Segment Start: PROVIDED PASSAGE

What I mean is, color only exists insofar as visual perception exists. Color is merely the interpretation by our eyes of different wavelengths of light. It's like, a light particle doesn't have some intrinsic trait to it which we can call "color;" what we know as color is just our perception of that light. If humans didn't have eyeballs and we were studying the concept of light, we would never attribute something called "color" to it because color only exists in our perception of light. It's like how we associate fire with heat, when in actuality, it's what's burning that's giving off the heat -- what we know as "fire" is merely visible gas produced by the object which is burning. I dunno, maybe I'm not making sense to you, but I'm making sense to me.


Tommathy: Also, english does have a color for light blue: cerulean, cyan, teal, cornflower, aquamarine, or turquoise.

Cerulean, cyan and such are all names for specific colors, and the color names themselves are up to interpretation (Crayola's teal is different from a paint manufacturer's teal is different from a cell phone skin's teal is different from teal as defined in html, etc.) What I mean is that we recognize maroon, red and pink as distinct colors while in reality, they're merely variations of red, while at the same time, we don't give unique variation names to shades of green -- apart from, of course, invented colors used by paint/crayon/etc. manufacturers. To English speakers, cyan is light blue but pink isn't light red, and brown isn't dark orange. *shrugs* Makes sense to me.

Segment End: PROVIDED PASSAGE
Segment Start: DATA SHOWN

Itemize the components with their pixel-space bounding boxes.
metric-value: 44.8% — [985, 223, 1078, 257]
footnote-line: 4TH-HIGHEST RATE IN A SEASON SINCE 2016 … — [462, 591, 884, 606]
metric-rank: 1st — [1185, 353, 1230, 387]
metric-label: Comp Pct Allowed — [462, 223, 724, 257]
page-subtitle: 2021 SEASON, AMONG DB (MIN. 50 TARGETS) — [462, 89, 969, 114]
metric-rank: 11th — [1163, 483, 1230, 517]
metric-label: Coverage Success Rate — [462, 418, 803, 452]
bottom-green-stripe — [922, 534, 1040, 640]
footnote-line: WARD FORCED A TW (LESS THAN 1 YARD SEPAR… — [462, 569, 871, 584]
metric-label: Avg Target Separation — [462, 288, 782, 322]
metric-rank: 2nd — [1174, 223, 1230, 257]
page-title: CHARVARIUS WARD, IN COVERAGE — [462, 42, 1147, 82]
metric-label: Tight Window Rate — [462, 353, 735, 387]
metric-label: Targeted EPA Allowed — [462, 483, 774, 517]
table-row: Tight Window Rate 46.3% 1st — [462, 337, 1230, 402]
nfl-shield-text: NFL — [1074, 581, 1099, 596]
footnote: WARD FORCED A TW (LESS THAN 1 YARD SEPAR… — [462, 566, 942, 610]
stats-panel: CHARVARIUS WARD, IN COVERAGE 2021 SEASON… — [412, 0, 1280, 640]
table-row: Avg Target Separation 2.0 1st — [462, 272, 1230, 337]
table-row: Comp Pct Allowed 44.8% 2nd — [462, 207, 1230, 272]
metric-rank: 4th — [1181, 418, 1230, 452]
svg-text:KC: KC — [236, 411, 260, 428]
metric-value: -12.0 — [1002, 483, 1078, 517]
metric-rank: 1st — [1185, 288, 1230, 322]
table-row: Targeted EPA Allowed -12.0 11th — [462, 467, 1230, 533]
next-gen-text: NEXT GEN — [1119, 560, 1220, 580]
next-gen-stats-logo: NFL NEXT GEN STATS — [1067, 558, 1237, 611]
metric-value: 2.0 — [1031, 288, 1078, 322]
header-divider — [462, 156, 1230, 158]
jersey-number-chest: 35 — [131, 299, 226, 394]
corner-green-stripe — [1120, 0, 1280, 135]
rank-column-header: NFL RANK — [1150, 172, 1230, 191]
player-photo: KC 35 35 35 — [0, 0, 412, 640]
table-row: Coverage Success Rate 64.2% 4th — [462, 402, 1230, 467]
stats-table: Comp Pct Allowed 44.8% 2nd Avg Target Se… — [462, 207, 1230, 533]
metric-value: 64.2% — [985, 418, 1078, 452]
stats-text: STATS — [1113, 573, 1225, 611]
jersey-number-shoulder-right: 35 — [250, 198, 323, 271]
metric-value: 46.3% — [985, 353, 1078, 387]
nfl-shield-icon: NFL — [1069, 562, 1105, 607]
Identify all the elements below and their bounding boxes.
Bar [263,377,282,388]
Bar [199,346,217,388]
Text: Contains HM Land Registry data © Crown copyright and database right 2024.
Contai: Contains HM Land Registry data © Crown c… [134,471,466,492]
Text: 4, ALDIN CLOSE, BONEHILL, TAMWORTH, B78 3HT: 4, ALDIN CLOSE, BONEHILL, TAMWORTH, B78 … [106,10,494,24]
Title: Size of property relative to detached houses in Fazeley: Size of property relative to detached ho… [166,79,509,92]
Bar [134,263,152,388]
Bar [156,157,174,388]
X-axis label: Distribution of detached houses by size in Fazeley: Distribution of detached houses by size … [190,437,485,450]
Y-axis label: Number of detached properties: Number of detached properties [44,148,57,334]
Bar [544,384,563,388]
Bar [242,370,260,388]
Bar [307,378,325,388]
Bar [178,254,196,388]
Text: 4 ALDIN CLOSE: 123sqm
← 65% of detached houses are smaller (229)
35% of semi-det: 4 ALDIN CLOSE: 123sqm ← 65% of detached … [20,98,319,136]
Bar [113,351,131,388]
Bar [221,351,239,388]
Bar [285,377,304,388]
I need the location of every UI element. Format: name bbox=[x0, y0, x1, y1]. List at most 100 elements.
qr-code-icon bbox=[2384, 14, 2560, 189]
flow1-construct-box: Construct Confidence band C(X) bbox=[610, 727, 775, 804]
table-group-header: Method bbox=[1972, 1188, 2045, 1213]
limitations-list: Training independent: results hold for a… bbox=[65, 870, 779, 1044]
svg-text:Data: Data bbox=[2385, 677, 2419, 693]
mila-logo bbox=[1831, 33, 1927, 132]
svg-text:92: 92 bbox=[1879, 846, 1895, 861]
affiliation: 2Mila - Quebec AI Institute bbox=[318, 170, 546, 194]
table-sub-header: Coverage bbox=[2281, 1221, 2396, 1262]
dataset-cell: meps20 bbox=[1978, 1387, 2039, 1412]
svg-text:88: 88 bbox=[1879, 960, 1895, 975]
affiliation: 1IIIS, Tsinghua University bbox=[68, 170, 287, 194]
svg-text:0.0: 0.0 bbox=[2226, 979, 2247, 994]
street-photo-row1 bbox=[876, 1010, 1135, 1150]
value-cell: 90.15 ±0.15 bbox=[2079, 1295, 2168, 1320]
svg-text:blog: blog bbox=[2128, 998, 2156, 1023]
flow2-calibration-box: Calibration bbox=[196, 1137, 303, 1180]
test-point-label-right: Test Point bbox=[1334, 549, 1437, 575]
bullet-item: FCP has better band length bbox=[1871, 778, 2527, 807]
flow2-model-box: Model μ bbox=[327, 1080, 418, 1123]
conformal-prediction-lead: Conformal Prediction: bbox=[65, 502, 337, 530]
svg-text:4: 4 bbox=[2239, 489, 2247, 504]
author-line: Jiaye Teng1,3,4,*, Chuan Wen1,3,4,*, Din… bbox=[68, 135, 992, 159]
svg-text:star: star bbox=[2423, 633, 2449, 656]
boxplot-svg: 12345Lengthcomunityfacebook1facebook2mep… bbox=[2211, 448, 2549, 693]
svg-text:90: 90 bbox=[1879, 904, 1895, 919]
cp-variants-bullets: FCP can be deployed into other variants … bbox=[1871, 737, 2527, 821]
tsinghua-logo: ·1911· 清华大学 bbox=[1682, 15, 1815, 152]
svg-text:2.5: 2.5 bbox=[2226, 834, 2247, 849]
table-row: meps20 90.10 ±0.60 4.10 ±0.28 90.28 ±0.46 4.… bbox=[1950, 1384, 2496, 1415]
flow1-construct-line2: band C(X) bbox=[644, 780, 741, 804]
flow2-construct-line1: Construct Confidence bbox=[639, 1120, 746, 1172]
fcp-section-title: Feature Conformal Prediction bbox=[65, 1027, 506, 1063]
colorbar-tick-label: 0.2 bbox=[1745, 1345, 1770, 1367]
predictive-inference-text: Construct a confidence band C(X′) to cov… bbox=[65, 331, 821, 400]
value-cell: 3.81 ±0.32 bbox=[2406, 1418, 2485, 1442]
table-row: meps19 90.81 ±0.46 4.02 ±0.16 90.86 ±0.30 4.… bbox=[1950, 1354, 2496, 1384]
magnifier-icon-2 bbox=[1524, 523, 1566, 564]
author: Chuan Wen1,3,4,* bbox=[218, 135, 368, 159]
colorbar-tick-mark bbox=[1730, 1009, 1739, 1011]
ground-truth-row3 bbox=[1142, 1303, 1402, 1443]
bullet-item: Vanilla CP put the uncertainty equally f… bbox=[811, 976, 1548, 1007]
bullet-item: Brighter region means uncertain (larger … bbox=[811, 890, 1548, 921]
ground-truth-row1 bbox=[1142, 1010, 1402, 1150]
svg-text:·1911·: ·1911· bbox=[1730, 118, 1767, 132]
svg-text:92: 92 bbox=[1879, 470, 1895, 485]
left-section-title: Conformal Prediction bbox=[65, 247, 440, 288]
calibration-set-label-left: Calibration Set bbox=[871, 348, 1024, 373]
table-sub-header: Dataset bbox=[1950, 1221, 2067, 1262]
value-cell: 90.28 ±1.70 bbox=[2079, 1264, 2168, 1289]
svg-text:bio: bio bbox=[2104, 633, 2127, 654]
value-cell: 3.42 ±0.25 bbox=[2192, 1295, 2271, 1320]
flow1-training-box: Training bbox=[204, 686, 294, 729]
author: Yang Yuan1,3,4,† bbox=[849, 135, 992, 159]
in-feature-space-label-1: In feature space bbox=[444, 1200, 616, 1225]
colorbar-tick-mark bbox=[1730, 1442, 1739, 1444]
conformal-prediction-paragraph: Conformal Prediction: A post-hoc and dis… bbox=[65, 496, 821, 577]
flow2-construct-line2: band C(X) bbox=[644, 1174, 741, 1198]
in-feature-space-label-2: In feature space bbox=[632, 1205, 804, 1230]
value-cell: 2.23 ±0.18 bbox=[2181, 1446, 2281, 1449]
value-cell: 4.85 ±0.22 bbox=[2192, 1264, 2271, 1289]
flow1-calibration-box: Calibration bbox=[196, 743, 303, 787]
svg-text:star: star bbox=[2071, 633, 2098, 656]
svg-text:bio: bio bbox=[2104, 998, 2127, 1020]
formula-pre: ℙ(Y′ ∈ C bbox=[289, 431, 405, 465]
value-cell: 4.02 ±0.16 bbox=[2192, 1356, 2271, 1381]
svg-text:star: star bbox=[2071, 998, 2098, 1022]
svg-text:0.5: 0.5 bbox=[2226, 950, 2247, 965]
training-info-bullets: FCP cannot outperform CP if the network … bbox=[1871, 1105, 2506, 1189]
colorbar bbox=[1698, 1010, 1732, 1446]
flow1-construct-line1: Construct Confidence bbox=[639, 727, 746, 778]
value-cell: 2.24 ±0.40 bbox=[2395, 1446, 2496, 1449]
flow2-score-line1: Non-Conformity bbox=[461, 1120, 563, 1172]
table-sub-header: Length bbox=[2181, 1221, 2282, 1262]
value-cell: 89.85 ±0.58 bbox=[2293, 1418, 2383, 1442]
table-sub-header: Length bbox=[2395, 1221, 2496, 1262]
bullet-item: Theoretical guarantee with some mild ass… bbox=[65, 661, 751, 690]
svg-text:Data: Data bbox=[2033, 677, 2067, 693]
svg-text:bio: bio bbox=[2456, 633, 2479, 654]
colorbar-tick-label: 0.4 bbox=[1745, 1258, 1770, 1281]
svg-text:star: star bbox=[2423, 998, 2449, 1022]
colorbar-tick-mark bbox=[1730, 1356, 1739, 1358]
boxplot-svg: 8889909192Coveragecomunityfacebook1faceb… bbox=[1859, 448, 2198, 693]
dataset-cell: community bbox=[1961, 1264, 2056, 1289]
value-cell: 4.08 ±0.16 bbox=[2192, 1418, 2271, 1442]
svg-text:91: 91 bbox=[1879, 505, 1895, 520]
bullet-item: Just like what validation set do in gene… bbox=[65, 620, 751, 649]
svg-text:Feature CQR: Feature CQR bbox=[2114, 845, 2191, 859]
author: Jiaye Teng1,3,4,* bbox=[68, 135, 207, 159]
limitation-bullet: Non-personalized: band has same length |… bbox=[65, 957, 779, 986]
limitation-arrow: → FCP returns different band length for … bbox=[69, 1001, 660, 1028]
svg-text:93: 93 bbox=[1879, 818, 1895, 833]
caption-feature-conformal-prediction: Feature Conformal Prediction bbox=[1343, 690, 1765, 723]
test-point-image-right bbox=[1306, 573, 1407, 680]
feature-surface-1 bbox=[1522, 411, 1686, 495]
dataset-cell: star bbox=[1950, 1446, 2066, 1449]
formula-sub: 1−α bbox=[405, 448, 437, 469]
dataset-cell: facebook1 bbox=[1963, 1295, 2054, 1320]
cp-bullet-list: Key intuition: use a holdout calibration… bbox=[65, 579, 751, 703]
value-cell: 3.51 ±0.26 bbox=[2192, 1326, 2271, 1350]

Segment End: DATA SHOWN

Repeat word for word the part of the post on color perception from "Cerulean, cyan and" to "Makes sense to me.". The items are separate material and have nothing to do with the post on color perception.

▸ EXERCISE ANSWER
Cerulean, cyan and such are all names for specific colors, and the color names themselves are up to interpretation (Crayola's teal is different from a paint manufacturer's teal is different from a cell phone skin's teal is different from teal as defined in html, etc.) What I mean is that we recognize maroon, red and pink as distinct colors while in reality, they're merely variations of red, while at the same time, we don't give unique variation names to shades of green -- apart from, of course, invented colors used by paint/crayon/etc. manufacturers. To English speakers, cyan is light blue but pink isn't light red, and brown isn't dark orange. *shrugs* Makes sense to me.